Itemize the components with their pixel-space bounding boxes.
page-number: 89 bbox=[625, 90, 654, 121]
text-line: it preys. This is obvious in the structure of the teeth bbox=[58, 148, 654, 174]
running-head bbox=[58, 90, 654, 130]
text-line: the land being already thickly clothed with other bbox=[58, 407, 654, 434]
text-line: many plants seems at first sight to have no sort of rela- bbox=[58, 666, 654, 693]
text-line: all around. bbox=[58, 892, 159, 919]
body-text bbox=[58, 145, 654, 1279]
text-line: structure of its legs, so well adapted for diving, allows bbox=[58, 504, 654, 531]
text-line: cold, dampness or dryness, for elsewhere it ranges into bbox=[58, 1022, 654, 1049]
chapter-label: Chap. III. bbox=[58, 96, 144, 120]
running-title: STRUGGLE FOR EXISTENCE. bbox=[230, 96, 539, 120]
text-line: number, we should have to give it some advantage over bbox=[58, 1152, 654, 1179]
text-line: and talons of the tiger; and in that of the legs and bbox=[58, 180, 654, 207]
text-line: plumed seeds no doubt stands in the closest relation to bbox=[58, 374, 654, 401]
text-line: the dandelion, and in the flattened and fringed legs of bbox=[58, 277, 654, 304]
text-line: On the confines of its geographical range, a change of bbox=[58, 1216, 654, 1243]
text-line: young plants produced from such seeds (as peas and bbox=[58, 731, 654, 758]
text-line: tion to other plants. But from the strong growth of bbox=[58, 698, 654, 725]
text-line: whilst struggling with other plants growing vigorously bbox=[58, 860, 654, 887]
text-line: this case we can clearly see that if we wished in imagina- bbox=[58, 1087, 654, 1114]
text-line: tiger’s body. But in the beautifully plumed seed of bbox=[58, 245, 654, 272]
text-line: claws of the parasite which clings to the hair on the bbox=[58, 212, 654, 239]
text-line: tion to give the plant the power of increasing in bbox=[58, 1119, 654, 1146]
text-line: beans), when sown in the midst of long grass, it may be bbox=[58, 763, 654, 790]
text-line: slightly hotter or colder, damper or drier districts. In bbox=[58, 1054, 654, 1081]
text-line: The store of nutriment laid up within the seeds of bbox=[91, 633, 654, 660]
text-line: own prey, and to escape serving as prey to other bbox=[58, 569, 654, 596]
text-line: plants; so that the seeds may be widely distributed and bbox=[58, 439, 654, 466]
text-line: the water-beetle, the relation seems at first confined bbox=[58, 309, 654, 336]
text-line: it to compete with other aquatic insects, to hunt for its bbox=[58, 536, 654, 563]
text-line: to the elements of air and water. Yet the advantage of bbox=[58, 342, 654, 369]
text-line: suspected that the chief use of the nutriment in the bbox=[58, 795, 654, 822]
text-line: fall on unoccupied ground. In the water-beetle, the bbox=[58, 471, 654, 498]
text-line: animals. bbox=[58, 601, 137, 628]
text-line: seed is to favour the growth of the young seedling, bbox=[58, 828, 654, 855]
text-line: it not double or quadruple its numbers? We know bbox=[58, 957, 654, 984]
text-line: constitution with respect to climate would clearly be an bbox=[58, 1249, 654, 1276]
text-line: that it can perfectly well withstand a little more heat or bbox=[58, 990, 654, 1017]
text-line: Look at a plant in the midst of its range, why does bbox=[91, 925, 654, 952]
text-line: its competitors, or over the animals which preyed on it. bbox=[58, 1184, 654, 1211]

** Tarea propuesta **
Vuelve a escribir sin ningún cambio la parte de los ítems que abre con su primera línea y cierra con la línea que contiene "text-line: cold, dampness", ambas incluidas. No añadas ninguna otra línea.

** Respuesta esperada **
Itemize the components with their pixel-space bounding boxes.
page-number: 89 bbox=[625, 90, 654, 121]
text-line: it preys. This is obvious in the structure of the teeth bbox=[58, 148, 654, 174]
running-head bbox=[58, 90, 654, 130]
text-line: the land being already thickly clothed with other bbox=[58, 407, 654, 434]
text-line: many plants seems at first sight to have no sort of rela- bbox=[58, 666, 654, 693]
text-line: all around. bbox=[58, 892, 159, 919]
body-text bbox=[58, 145, 654, 1279]
text-line: structure of its legs, so well adapted for diving, allows bbox=[58, 504, 654, 531]
text-line: cold, dampness or dryness, for elsewhere it ranges into bbox=[58, 1022, 654, 1049]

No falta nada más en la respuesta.